**OBJECTIVE:** Write each line out again exactly as written.
-- Start --
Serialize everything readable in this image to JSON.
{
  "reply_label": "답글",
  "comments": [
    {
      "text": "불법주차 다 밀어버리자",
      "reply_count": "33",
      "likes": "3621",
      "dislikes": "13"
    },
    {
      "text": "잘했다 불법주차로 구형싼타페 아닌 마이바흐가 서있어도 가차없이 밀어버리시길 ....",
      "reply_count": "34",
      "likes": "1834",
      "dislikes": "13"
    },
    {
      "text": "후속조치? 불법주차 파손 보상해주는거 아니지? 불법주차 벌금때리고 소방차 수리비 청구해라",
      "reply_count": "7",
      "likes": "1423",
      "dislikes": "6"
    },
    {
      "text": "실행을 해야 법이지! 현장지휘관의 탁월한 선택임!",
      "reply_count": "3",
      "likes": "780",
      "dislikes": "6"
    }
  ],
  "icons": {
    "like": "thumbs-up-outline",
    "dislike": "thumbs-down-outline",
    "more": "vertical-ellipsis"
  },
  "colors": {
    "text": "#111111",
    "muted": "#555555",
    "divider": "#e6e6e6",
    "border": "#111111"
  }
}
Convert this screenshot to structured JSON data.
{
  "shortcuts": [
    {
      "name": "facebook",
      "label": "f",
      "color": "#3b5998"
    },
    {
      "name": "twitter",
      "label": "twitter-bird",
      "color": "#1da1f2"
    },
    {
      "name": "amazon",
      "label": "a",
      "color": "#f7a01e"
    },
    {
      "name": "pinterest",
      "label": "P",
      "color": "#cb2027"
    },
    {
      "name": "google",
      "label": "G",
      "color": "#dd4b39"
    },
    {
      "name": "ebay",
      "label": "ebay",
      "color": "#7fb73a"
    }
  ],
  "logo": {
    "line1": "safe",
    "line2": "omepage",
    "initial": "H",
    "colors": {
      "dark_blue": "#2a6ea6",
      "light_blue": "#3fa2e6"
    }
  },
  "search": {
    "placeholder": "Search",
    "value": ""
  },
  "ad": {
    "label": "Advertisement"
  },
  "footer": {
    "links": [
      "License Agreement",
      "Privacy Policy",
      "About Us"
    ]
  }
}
-- End --
**PROBLEM SOLUTION:**
Serialize everything readable in this image to JSON.
{
  "reply_label": "답글",
  "comments": [
    {
      "text": "불법주차 다 밀어버리자",
      "reply_count": "33",
      "likes": "3621",
      "dislikes": "13"
    },
    {
      "text": "잘했다 불법주차로 구형싼타페 아닌 마이바흐가 서있어도 가차없이 밀어버리시길 ....",
      "reply_count": "34",
      "likes": "1834",
      "dislikes": "13"
    },
    {
      "text": "후속조치? 불법주차 파손 보상해주는거 아니지? 불법주차 벌금때리고 소방차 수리비 청구해라",
      "reply_count": "7",
      "likes": "1423",
      "dislikes": "6"
    },
    {
      "text": "실행을 해야 법이지! 현장지휘관의 탁월한 선택임!",
      "reply_count": "3",
      "likes": "780",
      "dislikes": "6"
    }
  ],
  "icons": {
    "like": "thumbs-up-outline",
    "dislike": "thumbs-down-outline",
    "more": "vertical-ellipsis"
  },
  "colors": {
    "text": "#111111",
    "muted": "#555555",
    "divider": "#e6e6e6",
    "border": "#111111"
  }
}
Convert this screenshot to structured JSON data.
{
  "shortcuts": [
    {
      "name": "facebook",
      "label": "f",
      "color": "#3b5998"
    },
    {
      "name": "twitter",
      "label": "twitter-bird",
      "color": "#1da1f2"
    },
    {
      "name": "amazon",
      "label": "a",
      "color": "#f7a01e"
    },
    {
      "name": "pinterest",
      "label": "P",
      "color": "#cb2027"
    },
    {
      "name": "google",
      "label": "G",
      "color": "#dd4b39"
    },
    {
      "name": "ebay",
      "label": "ebay",
      "color": "#7fb73a"
    }
  ],
  "logo": {
    "line1": "safe",
    "line2": "omepage",
    "initial": "H",
    "colors": {
      "dark_blue": "#2a6ea6",
      "light_blue": "#3fa2e6"
    }
  },
  "search": {
    "placeholder": "Search",
    "value": ""
  },
  "ad": {
    "label": "Advertisement"
  },
  "footer": {
    "links": [
      "License Agreement",
      "Privacy Policy",
      "About Us"
    ]
  }
}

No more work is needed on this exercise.